**Directive**
For this exercise, copy out each line of the material below that includes "Their".

===============

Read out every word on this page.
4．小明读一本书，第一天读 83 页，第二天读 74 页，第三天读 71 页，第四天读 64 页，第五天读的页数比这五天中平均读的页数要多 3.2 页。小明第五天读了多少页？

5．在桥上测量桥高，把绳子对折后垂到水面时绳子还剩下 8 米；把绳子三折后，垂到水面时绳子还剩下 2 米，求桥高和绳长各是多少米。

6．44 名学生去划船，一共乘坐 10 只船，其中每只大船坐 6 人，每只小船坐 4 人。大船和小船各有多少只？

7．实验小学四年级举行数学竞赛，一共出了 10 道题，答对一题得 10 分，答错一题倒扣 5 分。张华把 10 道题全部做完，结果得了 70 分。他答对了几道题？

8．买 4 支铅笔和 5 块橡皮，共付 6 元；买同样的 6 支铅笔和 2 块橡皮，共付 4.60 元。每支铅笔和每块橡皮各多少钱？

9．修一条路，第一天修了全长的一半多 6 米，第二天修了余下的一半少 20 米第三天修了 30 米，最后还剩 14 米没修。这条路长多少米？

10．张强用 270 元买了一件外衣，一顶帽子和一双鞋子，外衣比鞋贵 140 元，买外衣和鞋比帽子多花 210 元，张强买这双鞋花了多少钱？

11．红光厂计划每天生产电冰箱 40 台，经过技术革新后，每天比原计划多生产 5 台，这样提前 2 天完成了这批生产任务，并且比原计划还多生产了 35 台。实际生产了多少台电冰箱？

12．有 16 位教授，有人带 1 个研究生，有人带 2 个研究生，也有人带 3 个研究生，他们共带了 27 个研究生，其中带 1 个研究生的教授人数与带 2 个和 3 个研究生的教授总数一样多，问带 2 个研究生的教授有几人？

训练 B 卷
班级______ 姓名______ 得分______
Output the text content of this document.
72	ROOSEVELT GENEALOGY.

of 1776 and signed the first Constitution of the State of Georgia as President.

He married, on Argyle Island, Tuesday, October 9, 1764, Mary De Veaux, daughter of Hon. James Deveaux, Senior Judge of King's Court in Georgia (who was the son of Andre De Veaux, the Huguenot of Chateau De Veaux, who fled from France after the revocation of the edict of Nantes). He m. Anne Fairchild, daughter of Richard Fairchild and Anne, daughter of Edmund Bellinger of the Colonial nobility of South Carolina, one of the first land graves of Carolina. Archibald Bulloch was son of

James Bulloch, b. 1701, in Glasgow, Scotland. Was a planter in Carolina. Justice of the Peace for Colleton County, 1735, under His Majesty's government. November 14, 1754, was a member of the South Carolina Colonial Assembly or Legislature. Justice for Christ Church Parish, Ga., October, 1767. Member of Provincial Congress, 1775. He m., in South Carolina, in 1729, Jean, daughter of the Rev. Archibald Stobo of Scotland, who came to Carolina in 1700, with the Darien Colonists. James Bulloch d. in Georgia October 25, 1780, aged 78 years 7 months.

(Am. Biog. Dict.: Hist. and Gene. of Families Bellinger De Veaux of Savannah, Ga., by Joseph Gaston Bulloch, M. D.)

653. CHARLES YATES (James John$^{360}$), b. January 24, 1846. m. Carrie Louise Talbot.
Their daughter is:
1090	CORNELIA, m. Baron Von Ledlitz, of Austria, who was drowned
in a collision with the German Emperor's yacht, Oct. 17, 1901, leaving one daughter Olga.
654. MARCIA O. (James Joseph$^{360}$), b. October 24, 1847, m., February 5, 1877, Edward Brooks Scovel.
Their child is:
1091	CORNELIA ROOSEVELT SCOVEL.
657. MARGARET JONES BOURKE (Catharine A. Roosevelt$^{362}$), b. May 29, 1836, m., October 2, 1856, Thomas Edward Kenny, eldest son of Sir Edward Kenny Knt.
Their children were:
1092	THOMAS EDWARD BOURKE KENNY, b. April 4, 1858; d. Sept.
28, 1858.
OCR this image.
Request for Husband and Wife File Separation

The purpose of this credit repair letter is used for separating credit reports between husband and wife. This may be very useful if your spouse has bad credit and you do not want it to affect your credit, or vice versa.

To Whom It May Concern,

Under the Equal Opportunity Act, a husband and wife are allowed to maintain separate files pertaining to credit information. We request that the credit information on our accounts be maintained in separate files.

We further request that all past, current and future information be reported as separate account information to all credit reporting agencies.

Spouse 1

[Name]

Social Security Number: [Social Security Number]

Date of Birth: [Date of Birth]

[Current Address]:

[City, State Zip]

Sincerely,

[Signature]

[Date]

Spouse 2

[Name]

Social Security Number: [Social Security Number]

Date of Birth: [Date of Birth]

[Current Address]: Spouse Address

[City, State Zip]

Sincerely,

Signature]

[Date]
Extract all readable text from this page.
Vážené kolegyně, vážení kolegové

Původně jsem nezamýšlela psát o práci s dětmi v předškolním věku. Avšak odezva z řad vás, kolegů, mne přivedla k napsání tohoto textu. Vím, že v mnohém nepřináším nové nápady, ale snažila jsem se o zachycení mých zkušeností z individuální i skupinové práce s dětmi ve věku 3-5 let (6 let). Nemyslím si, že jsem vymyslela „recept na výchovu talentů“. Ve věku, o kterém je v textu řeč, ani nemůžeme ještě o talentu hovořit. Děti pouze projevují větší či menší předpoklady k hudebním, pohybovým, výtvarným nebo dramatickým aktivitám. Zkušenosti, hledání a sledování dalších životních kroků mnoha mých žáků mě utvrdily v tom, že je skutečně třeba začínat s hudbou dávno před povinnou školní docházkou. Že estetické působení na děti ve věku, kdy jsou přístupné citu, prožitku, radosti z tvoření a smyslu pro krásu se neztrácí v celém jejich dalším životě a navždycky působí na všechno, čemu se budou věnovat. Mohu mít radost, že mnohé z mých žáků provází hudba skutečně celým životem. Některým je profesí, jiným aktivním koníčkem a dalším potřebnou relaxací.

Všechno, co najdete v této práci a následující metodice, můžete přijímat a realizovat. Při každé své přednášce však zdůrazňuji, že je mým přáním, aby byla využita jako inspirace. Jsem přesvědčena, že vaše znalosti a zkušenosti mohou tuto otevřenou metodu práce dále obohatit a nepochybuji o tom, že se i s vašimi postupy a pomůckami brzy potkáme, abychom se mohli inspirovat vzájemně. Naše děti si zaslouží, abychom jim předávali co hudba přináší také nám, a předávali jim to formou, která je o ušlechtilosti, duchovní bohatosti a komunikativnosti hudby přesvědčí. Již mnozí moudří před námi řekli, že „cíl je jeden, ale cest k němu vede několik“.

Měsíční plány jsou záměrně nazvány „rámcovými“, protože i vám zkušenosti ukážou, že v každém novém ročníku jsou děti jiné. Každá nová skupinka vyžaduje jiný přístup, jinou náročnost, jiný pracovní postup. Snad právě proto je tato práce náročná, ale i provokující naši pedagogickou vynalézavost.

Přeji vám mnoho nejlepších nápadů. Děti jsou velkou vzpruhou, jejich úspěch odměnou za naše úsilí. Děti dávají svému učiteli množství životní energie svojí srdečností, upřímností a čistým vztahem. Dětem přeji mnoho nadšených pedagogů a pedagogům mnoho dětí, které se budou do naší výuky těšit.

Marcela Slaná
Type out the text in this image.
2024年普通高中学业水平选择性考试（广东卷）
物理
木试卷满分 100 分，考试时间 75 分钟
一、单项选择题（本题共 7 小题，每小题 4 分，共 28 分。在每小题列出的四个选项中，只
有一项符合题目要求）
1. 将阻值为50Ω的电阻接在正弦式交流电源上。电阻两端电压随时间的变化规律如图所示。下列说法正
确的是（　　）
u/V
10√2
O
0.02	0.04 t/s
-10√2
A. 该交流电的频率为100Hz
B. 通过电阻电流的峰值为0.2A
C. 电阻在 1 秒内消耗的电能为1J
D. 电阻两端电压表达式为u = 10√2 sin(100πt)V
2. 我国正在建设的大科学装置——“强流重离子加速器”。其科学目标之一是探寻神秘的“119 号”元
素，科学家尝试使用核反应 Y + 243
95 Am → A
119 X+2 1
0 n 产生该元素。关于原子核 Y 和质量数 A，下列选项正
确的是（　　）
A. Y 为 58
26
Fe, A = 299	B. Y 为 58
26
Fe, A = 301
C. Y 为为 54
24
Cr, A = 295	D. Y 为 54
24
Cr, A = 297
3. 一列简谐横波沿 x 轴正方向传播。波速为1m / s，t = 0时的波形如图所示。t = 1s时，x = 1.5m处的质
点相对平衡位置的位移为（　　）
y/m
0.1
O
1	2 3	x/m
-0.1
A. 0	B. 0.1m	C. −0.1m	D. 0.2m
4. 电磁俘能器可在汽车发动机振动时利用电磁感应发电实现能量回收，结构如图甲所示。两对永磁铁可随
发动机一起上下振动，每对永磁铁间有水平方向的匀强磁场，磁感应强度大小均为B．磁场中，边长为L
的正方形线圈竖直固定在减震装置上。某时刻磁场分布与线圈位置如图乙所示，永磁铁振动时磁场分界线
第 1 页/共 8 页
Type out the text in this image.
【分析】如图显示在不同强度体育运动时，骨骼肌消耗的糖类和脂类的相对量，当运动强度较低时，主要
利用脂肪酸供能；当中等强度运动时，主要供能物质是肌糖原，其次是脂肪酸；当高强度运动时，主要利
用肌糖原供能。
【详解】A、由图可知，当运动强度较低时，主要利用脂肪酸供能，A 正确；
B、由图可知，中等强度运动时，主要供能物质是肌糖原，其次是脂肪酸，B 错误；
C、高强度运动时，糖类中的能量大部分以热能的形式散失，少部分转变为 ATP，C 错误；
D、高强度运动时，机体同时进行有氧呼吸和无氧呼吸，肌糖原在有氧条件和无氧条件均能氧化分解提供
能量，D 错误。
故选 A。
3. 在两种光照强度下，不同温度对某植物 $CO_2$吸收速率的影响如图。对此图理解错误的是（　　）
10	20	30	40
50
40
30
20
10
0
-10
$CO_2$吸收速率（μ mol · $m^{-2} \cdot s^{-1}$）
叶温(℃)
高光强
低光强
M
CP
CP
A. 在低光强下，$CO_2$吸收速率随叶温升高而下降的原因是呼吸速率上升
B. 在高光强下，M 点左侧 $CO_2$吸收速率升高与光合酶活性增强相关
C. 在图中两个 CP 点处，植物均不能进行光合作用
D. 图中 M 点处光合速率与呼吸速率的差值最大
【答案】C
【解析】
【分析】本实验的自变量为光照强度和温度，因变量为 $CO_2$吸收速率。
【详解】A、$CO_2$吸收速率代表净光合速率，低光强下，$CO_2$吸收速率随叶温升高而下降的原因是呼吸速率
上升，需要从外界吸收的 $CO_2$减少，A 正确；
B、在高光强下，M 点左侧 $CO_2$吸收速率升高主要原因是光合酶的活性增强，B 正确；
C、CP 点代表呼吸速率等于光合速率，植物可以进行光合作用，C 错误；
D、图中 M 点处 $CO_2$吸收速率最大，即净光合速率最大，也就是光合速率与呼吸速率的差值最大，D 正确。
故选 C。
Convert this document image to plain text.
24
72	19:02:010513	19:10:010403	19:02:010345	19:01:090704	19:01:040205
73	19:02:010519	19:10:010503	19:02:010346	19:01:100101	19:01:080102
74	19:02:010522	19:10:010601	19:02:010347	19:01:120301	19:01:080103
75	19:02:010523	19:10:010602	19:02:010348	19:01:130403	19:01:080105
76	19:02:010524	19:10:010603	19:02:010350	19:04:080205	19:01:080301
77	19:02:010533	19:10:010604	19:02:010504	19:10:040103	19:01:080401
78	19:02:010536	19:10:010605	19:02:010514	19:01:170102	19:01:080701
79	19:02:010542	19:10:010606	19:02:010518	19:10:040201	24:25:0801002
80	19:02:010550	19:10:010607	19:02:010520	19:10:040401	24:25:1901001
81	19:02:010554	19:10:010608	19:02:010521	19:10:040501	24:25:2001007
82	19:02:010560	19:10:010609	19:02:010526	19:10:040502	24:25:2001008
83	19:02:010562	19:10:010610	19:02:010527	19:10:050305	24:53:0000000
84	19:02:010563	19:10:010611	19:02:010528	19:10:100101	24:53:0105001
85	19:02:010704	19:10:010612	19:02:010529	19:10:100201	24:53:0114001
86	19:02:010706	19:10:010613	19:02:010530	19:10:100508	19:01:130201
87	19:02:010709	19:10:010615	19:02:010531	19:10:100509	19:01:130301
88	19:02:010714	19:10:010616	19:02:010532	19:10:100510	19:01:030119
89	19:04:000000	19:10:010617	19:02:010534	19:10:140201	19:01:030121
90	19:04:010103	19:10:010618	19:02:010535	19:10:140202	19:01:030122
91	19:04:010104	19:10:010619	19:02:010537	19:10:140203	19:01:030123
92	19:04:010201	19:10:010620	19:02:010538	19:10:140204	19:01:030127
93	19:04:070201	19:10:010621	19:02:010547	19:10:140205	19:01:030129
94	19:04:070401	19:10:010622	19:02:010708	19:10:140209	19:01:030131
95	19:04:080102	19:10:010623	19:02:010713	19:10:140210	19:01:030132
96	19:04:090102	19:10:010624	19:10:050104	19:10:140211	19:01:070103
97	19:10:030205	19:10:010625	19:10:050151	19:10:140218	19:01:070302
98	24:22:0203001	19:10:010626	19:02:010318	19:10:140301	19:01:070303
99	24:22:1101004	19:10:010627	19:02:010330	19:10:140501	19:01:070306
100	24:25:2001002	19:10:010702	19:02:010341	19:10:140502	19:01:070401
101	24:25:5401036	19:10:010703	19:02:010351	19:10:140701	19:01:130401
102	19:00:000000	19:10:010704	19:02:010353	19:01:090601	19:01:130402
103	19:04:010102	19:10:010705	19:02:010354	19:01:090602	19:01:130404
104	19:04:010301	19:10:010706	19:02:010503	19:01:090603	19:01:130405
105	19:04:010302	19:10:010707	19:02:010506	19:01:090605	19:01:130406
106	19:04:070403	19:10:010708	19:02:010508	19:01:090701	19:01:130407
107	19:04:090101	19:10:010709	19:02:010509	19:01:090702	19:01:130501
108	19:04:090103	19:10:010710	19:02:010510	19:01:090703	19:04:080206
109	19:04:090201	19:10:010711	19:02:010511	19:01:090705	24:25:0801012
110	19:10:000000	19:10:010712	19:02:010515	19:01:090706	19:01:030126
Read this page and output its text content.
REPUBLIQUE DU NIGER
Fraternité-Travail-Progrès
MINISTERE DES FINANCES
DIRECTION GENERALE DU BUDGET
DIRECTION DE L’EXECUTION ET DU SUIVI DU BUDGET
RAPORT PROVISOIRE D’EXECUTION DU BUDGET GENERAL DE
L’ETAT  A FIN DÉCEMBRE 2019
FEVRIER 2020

===============

**Exercise solution**
Their daughter is:
Their child is:
Their children were:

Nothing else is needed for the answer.